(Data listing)
╭──
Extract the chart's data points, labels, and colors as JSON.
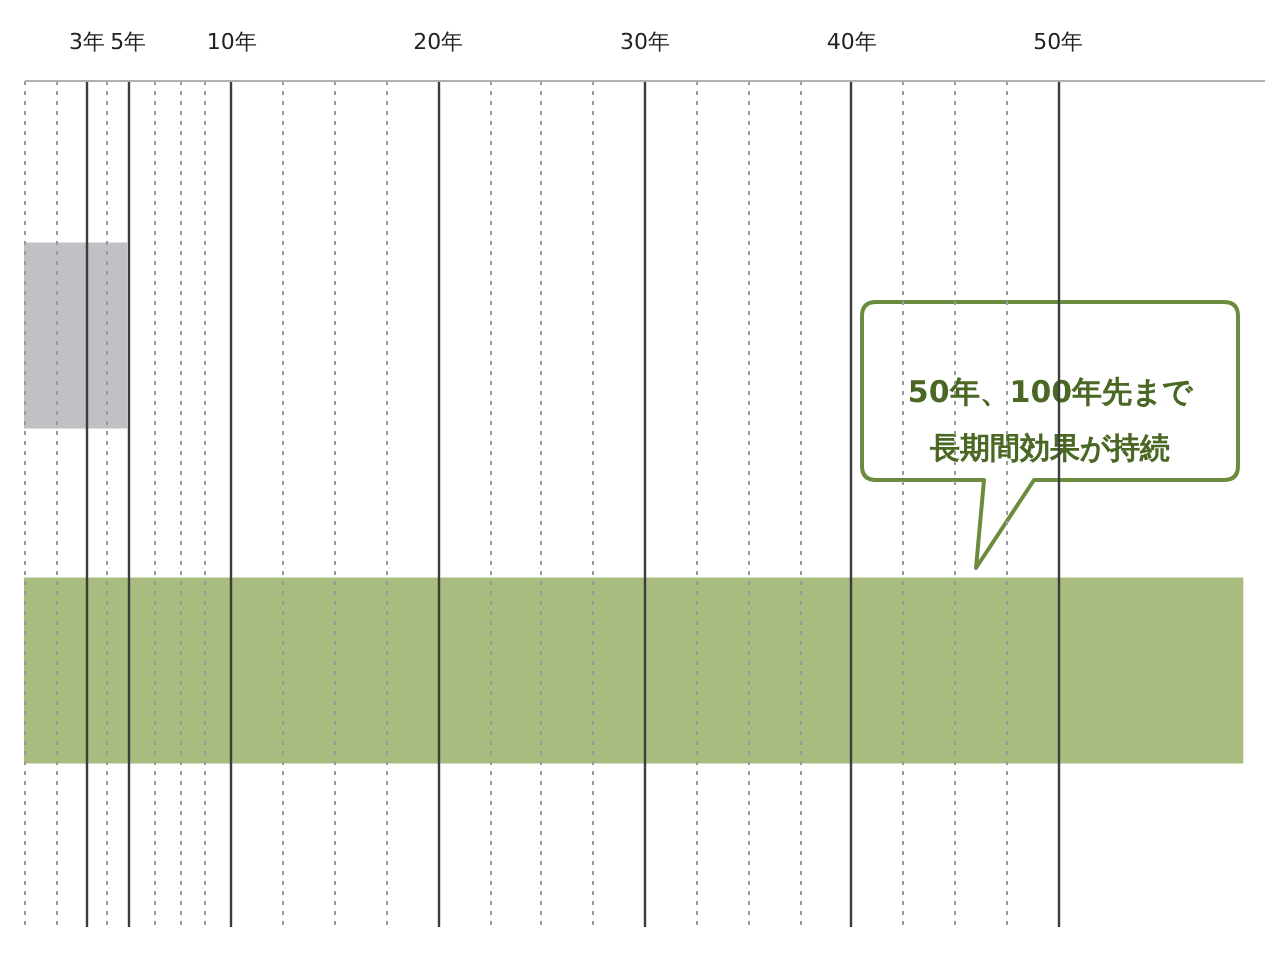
{
  "chart_data": {
    "type": "bar",
    "orientation": "horizontal",
    "categories": [
      null,
      null
    ],
    "values": [
      5,
      59
    ],
    "colors": [
      "#c1c1c5",
      "#a9bc7f"
    ],
    "xlim": [
      0,
      60
    ],
    "xticks": [
      {
        "value": 0,
        "label": null
      },
      {
        "value": 1.5,
        "label": null
      },
      {
        "value": 3,
        "label": "3年"
      },
      {
        "value": 4,
        "label": null
      },
      {
        "value": 5,
        "label": "5年"
      },
      {
        "value": 6.25,
        "label": null
      },
      {
        "value": 7.5,
        "label": null
      },
      {
        "value": 8.75,
        "label": null
      },
      {
        "value": 10,
        "label": "10年"
      },
      {
        "value": 12.5,
        "label": null
      },
      {
        "value": 15,
        "label": null
      },
      {
        "value": 17.5,
        "label": null
      },
      {
        "value": 20,
        "label": "20年"
      },
      {
        "value": 22.5,
        "label": null
      },
      {
        "value": 25,
        "label": null
      },
      {
        "value": 27.5,
        "label": null
      },
      {
        "value": 30,
        "label": "30年"
      },
      {
        "value": 32.5,
        "label": null
      },
      {
        "value": 35,
        "label": null
      },
      {
        "value": 37.5,
        "label": null
      },
      {
        "value": 40,
        "label": "40年"
      },
      {
        "value": 42.5,
        "label": null
      },
      {
        "value": 45,
        "label": null
      },
      {
        "value": 47.5,
        "label": null
      },
      {
        "value": 50,
        "label": "50年"
      }
    ],
    "grid": "x",
    "tick_labels": "x",
    "annotations": [
      "50年、100年先まで長期間効果が持続"
    ]
  }
}
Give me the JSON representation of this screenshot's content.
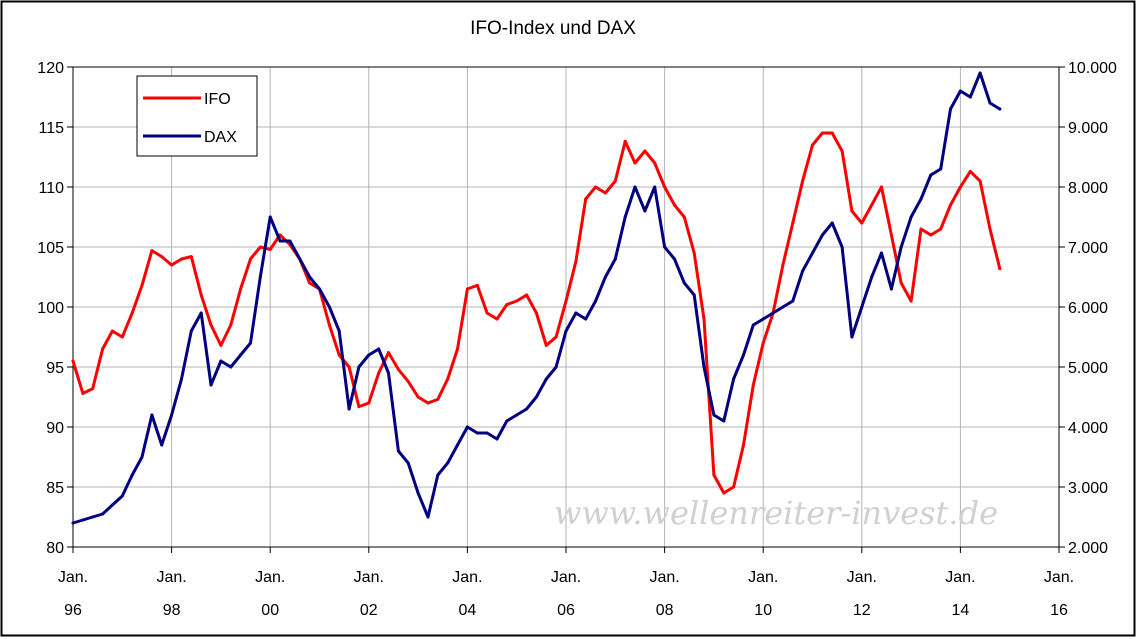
╰──
_GIVEN TASK:_
List every line above that holds the word "colors".

_THE ANSWER:_
Extract the chart's data points, labels, and colors as JSON.
    "colors": [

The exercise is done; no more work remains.